REQUIRED WORK. Select, from the material below, each line with "temp" in it.

# SUPPLIED RECORDS start

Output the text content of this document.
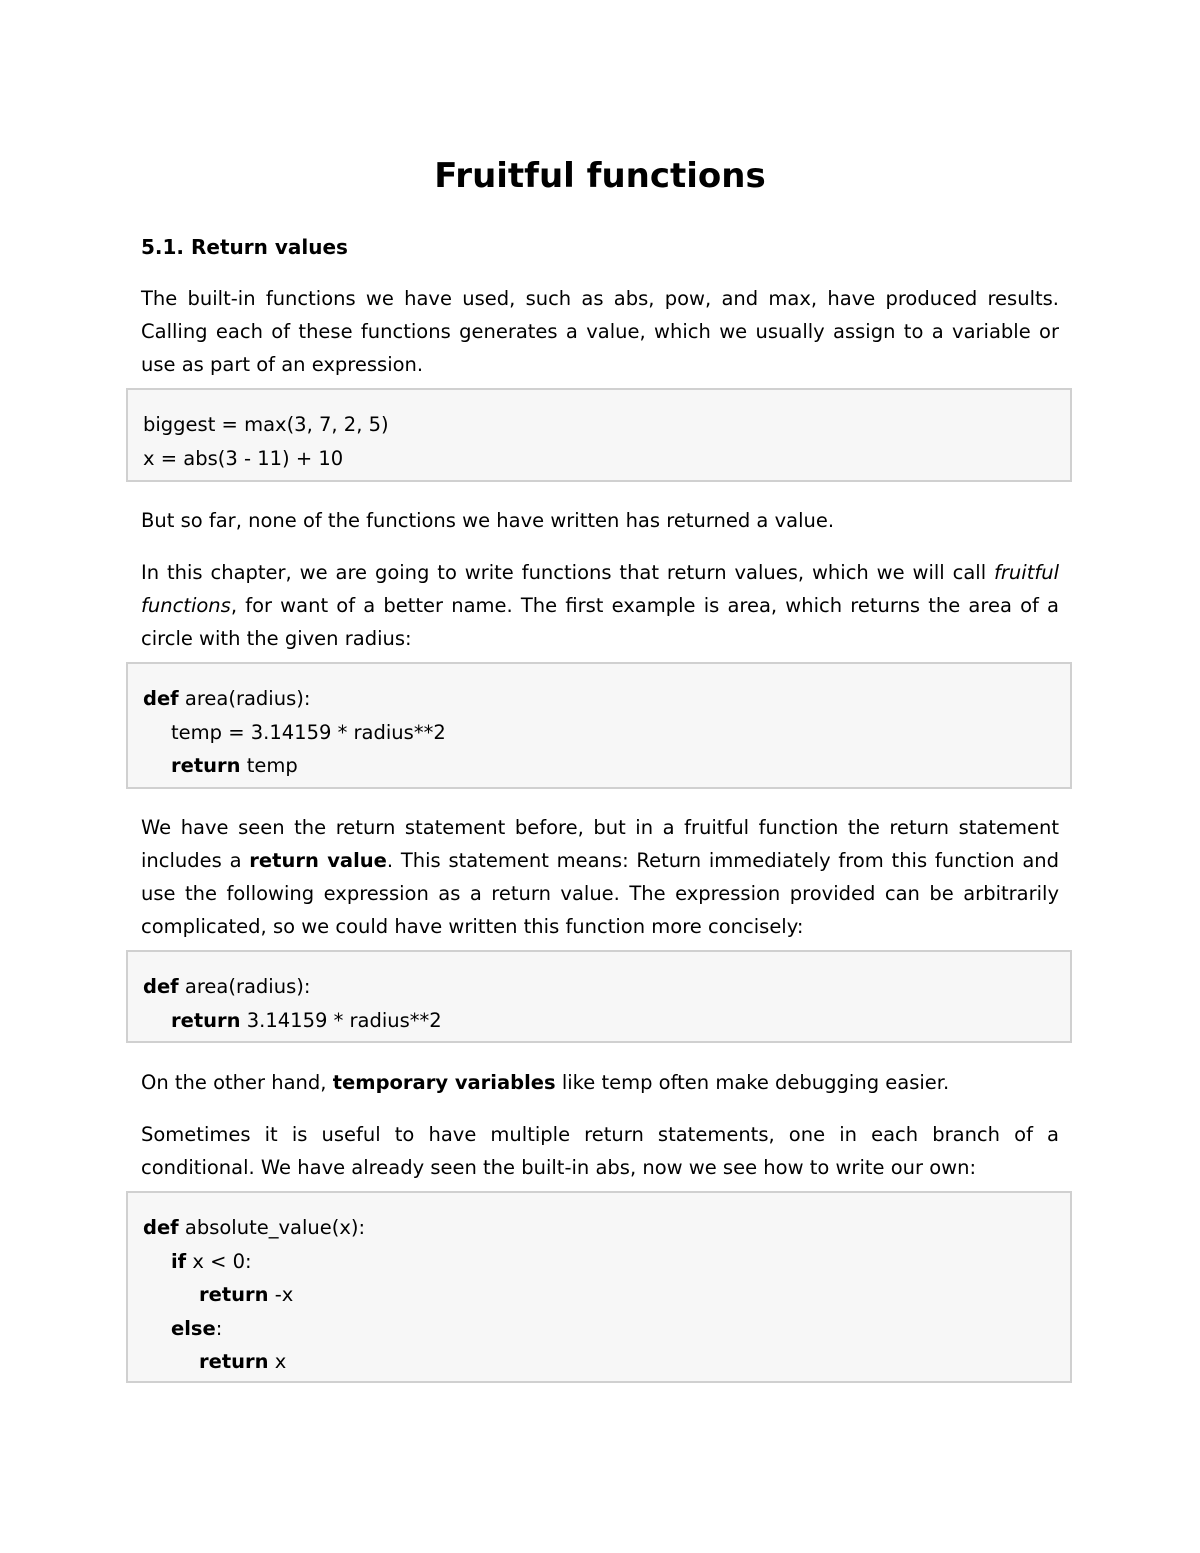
Fruitful functions
5.1. Return values

The built-in functions we have used, such as abs, pow, and max, have produced results. Calling each of these functions generates a value, which we usually assign to a variable or use as part of an expression.

biggest = max(3, 7, 2, 5)
x = abs(3 - 11) + 10

But so far, none of the functions we have written has returned a value.

In this chapter, we are going to write functions that return values, which we will call fruitful functions, for want of a better name. The first example is area, which returns the area of a circle with the given radius:

def area(radius):
temp = 3.14159 * radius**2
return temp

We have seen the return statement before, but in a fruitful function the return statement includes a return value. This statement means: Return immediately from this function and use the following expression as a return value. The expression provided can be arbitrarily complicated, so we could have written this function more concisely:

def area(radius):
return 3.14159 * radius**2

On the other hand, temporary variables like temp often make debugging easier.

Sometimes it is useful to have multiple return statements, one in each branch of a conditional. We have already seen the built-in abs, now we see how to write our own:

def absolute_value(x):
if x < 0:
return -x
else:
return x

# SUPPLIED RECORDS end

FULL SOLUTION.
temp = 3.14159 * radius**2
return temp
On the other hand, temporary variables like temp often make debugging easier.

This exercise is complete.